Reading text -
○ ○ ○ ○ ○

Full-Text Search in Django with PostgreSQL
Article based on my talk about Full-Text Search in Django with PostgreSQL.
I’ve given this talk in: PyCon IT 2017, EuroPython 2017, PGDay.IT 2017, PyRoma 2017
- Goal
- Motivation
- Contents
- Full-Text Search
- FTS Features
- Tested Products
- Elasticsearch
- Apache Solr
- Existing Products
- FTS in PostgreSQL
- What are documents
- Django Support
- Making queries
- Standard queries
- Unaccented query
- Trigram similarity
- Search lookup
- SearchVector
- SearchQuery
- SearchRank
- Search configuration
- Queries weighting
- SearchVectorField
- www.concertiaroma.com
- Version 2.0
- Version 3.0
- Band models
- Band Manager
- Band Test Setup
- Band Test Method
- What’s next
- Conclusions
- Acknowledgements
- Resources
- Thank you
Goal¶
To show how I have used Django Full-Text Search and PostgreSQL in a real-world project.
Motivation¶
To implement Full-Text Search using only Django and PostgreSQL, without resorting to external products.
Contents¶
These are the main topics of this article:
- Full-Text Search in general
- external products for Full-Text Search
- Full-Text Search support in PostgreSQL
- Django Support for Full-Text Search
- the concertiaroma.com real-world project
- upcoming innovation in Full-Text Search
- some personal conclusions
- useful resources
Full-Text Search¶
Full-Text Search derives from the need to do some searches in computer-stored documents. For example, to find all documents that contain specific words and their variations. If a document contains “house” or “houses” it will be the same for the search.
“… Full-Text Search* refers to techniques for searching a single computer-stored document or a collection in a Full-Text Database …”
* FTS = Full-Text Search
FTS Features¶
This is a list of some features that we can find in a quite advanced Full-Text Search, to be used in a real-world website.
- Stemming
- Ranking
- Stop-words removal
- Multiple language support
- Accent support
- Indexing
- Phrase search
Tested Products¶
Elastic and Solr are two software programs for the Full-Text Search that are popular today. There are others, but these are the only ones that I have used in my professional projects. They are Lucene based and written in Java.
Elasticsearch¶
Snap Market
Snap market was a startup where I worked which produced a mobile phone application for buying and selling used items with about half a million mobile users.
Issues
Management problems
In this project we used Elasticsearch which had already been set up on a FreeBSD system. We had some difficulty managing and synchronizing it.
Patching a Java plug-in
We had to apply some patches to a Java plugin that we used for the “decompound” of the words in German.
Java
@@ -52,7 +52,8 @@ public class DecompoundTokenFilter … {
- posIncAtt.setPositionIncrement(0);
+ if (!subwordsonly)
+ posIncAtt.setPositionIncrement(0);
return true;
}
Apache Solr¶
GoalScout
GoalScout.com is website dedicated to showing sport videos uploaded by public users with about 30,000 videos.

○ ○ ○ ○ ○

Items -
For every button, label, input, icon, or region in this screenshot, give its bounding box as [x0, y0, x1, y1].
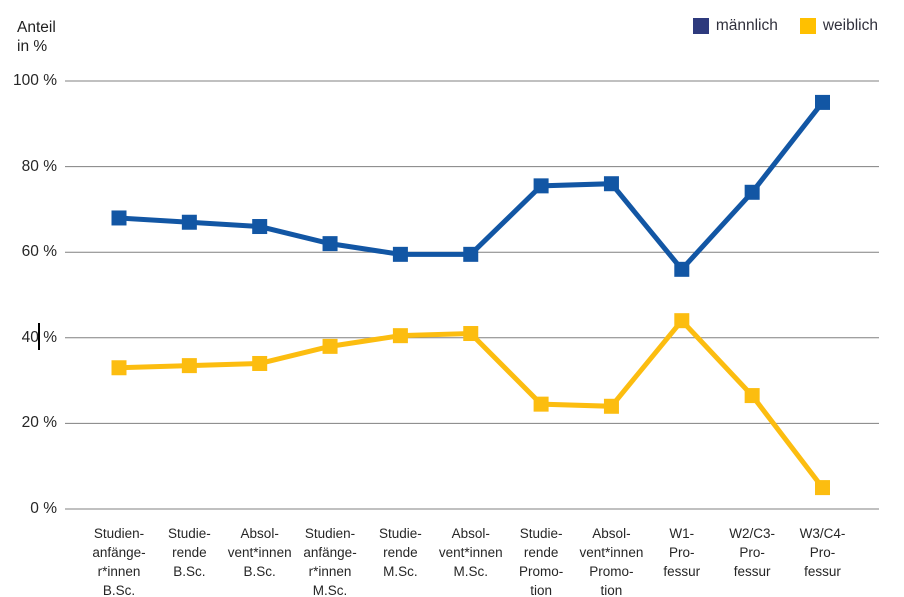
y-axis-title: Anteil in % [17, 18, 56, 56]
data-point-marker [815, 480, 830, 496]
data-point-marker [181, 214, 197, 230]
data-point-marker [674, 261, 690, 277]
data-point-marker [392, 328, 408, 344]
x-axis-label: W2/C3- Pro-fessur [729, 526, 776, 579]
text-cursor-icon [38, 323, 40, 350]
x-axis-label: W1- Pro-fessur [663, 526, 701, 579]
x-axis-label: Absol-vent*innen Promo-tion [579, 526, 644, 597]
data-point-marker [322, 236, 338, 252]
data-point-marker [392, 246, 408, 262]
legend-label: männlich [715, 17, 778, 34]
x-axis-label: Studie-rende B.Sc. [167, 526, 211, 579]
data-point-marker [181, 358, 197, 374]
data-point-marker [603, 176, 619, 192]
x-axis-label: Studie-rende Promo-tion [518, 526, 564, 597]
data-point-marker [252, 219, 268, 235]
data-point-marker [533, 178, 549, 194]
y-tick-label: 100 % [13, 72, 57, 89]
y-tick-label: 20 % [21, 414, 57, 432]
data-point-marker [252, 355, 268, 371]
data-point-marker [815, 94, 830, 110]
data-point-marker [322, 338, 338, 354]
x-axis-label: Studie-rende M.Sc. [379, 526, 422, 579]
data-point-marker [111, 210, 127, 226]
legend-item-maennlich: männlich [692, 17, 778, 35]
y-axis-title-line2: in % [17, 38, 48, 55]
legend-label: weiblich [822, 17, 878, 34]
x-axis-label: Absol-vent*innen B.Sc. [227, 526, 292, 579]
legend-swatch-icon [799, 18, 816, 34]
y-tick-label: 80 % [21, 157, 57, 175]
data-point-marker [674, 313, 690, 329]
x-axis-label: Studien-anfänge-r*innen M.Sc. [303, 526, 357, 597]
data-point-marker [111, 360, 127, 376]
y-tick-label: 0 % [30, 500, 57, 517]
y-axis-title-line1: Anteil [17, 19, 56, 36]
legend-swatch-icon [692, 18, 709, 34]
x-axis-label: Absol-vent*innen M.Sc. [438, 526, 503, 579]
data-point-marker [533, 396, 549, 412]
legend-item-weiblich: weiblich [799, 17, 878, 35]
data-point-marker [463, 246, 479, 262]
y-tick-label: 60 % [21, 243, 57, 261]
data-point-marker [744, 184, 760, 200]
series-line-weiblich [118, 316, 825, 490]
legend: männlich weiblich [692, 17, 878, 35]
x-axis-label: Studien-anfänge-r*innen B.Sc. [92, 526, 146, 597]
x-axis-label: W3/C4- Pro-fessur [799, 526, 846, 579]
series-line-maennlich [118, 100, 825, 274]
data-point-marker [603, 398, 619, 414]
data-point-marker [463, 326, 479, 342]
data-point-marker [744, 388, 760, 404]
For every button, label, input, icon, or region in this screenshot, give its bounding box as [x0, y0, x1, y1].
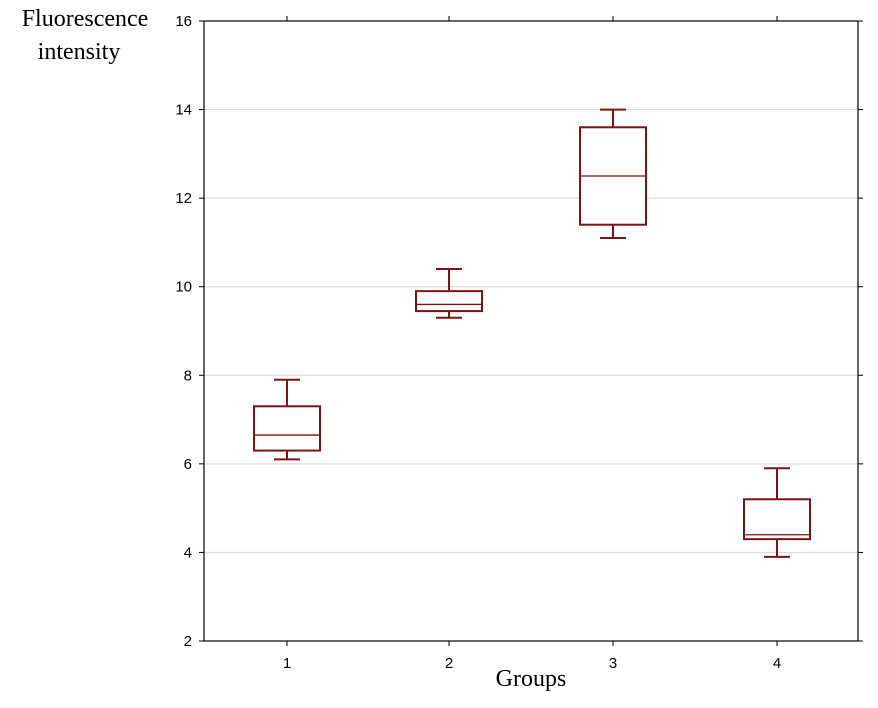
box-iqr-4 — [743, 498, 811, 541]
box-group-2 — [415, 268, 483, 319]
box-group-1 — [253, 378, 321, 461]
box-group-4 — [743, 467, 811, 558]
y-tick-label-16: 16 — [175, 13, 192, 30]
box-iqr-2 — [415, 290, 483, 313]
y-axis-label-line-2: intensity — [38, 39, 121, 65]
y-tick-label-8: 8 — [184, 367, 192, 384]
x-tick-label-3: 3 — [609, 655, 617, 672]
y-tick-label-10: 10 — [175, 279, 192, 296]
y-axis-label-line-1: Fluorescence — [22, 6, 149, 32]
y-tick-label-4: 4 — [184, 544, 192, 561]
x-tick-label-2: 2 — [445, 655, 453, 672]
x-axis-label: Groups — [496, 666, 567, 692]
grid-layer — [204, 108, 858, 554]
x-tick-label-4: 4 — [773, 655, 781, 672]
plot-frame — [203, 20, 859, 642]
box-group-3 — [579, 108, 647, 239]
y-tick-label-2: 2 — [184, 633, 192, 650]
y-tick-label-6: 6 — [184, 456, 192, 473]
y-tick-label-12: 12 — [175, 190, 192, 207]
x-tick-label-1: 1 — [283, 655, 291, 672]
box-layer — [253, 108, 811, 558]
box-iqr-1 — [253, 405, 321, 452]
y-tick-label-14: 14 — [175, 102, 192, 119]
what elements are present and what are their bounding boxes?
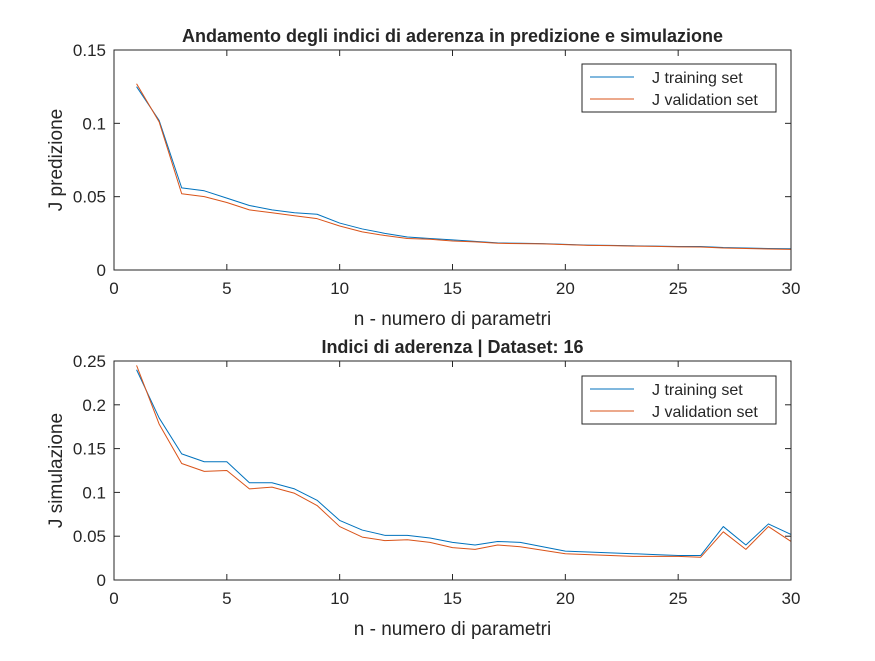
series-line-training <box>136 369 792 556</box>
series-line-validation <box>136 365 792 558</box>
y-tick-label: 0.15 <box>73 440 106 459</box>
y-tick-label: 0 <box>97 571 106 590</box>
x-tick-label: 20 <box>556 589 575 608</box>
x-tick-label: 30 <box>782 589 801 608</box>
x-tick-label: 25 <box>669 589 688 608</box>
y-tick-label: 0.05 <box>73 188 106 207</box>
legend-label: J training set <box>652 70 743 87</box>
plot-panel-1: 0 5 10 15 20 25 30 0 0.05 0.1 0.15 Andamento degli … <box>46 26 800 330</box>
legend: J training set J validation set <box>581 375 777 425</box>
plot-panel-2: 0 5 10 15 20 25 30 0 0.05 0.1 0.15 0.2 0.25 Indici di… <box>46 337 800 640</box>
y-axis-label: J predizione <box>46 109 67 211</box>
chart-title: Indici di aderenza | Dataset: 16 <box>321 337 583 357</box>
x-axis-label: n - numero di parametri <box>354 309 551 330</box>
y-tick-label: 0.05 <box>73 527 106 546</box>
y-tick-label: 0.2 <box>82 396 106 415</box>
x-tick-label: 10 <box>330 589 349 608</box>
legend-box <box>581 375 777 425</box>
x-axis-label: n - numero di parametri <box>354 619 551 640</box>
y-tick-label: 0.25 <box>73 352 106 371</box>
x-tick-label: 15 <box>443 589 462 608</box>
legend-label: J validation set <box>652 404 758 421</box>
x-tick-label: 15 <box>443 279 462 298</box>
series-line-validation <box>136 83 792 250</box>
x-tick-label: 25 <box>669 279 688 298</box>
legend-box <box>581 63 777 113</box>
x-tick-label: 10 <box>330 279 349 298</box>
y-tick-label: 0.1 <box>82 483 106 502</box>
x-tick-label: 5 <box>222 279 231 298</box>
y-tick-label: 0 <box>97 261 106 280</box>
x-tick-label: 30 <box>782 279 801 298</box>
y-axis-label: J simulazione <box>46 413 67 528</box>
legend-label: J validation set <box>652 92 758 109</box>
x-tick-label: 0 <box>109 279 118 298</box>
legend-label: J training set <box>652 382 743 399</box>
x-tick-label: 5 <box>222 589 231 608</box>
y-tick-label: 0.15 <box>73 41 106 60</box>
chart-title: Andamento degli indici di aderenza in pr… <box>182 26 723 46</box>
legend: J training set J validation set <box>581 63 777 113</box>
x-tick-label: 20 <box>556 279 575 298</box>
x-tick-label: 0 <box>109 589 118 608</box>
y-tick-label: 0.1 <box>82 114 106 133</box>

○ ○ ○ ○ ○

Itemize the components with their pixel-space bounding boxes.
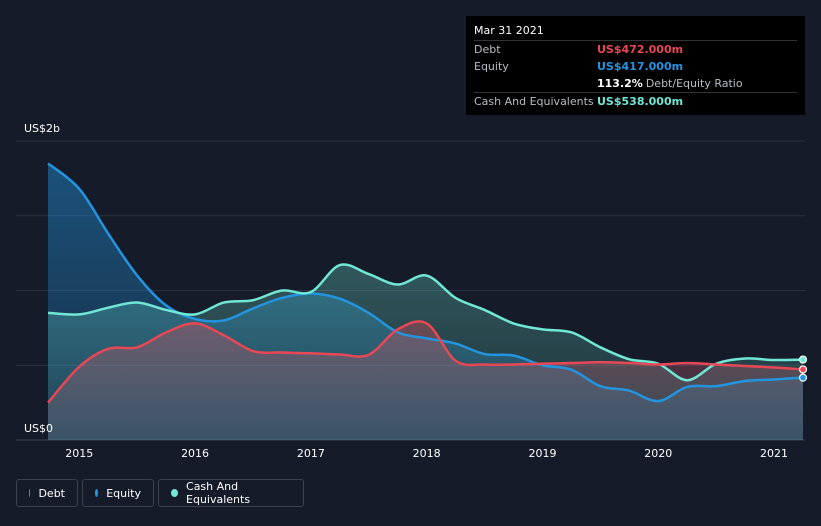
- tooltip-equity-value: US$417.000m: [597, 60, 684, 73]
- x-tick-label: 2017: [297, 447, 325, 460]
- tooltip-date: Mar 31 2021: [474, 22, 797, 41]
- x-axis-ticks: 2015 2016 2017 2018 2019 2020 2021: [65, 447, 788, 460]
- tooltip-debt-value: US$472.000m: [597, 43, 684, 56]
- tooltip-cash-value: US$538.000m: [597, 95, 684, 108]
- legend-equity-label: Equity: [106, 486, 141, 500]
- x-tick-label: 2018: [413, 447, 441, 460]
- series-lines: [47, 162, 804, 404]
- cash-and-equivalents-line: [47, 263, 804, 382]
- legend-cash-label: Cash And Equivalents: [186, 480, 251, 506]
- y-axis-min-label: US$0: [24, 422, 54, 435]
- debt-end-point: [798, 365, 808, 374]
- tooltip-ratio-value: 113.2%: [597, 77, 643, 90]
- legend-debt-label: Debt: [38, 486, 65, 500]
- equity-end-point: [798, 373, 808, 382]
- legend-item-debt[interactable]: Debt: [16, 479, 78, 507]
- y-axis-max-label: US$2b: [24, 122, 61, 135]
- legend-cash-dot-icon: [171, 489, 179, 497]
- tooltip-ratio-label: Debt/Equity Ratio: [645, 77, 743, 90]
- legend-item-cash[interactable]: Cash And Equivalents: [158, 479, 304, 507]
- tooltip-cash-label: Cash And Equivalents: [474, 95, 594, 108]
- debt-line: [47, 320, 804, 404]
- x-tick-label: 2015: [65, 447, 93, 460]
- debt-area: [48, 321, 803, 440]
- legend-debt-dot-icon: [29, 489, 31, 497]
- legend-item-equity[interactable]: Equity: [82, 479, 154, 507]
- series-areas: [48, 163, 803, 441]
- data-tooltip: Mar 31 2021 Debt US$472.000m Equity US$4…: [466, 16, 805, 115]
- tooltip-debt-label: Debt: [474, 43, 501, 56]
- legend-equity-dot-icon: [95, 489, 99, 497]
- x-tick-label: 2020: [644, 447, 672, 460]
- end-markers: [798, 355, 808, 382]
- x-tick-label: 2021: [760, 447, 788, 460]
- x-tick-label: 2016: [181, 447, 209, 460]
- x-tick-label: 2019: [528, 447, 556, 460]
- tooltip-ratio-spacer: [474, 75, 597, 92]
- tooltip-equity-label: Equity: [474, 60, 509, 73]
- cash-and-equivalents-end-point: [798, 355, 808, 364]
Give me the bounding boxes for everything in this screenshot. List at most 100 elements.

○ ○ ○ ○ ○

In the Django full-text search article, what operating system had Elasticsearch already been set up on at Snap Market? Please rely only on the Django full-text search article, not the rows.

A FreeBSD system.